**To be done:** Report the count of lines containing the word "Southern" in the entries below, and nothing more.

*****

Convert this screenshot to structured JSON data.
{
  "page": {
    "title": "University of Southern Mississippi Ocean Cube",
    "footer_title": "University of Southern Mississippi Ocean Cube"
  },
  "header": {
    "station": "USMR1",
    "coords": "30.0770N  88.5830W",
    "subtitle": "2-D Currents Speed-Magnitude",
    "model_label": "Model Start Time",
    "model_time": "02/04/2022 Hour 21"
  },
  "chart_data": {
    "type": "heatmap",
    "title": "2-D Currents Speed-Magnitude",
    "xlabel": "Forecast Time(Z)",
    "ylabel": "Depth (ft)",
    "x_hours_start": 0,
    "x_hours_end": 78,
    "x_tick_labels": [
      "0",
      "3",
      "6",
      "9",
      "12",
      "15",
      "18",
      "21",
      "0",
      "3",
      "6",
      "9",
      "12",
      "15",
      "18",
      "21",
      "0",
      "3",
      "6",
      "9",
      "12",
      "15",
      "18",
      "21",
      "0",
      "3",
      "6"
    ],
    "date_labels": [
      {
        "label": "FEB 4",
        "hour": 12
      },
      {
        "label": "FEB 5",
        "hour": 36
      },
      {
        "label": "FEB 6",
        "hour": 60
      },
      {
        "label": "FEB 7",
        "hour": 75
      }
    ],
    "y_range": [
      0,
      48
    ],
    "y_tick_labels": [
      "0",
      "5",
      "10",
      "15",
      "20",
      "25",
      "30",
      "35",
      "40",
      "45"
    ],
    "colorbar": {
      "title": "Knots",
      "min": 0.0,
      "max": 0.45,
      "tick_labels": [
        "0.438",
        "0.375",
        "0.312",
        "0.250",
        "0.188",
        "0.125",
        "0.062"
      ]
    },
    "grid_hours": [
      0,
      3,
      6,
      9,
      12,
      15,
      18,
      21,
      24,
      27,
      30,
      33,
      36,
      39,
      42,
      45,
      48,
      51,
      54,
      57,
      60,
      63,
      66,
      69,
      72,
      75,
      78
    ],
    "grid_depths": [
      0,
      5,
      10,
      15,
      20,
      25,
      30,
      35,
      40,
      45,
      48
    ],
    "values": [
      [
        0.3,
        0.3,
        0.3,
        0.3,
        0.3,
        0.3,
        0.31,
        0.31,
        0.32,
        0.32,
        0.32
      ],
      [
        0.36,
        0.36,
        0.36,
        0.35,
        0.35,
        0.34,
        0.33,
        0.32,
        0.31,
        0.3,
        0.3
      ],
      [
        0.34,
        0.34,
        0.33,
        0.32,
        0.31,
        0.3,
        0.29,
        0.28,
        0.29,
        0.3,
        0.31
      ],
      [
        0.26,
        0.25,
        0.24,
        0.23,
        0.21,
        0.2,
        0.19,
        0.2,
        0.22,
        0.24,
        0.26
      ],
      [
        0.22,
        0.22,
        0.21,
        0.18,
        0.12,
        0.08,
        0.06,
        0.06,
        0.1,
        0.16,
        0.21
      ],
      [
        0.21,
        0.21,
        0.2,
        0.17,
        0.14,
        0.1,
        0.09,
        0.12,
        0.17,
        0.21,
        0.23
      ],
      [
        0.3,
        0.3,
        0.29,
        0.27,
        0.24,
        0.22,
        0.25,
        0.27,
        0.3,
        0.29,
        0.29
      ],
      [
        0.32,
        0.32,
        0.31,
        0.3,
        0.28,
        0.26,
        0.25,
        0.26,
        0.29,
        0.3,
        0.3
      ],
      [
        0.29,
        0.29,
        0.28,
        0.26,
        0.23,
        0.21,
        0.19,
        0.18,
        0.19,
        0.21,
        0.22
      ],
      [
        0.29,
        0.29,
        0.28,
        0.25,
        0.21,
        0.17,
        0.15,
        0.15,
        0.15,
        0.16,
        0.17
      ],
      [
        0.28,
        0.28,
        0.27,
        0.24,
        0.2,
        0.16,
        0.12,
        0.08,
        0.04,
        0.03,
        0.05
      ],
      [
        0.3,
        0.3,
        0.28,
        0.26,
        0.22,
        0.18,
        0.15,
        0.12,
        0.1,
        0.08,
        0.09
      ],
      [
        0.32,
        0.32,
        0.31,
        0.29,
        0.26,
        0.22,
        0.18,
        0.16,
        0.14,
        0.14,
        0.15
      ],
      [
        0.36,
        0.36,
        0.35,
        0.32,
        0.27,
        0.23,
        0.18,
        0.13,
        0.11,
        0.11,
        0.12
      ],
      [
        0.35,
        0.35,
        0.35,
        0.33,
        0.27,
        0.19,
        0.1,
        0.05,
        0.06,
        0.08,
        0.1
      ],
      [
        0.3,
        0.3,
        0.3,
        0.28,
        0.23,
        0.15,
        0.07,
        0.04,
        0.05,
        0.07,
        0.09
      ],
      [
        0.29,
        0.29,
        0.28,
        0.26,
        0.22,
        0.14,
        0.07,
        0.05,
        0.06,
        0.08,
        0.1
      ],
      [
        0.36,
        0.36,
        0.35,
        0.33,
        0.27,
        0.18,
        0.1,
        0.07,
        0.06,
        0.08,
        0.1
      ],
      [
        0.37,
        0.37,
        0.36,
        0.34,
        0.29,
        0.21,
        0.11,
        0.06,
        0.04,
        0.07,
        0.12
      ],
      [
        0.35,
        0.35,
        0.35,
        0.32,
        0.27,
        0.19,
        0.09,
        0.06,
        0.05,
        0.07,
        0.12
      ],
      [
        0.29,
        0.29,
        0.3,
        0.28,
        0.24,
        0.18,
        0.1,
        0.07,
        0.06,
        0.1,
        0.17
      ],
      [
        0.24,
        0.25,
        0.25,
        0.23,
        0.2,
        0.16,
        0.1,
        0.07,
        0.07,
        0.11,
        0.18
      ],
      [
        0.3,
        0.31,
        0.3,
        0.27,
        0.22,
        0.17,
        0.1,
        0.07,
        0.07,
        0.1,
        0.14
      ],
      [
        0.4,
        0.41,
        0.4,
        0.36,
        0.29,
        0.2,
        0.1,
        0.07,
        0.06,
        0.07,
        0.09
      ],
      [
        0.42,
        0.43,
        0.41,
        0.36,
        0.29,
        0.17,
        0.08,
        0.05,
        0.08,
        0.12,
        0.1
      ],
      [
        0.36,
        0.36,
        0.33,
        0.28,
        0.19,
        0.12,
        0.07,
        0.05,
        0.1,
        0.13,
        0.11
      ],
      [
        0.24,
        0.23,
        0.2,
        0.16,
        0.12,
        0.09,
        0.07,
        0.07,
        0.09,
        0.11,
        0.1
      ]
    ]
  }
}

*****

**Solution to this problem:** 2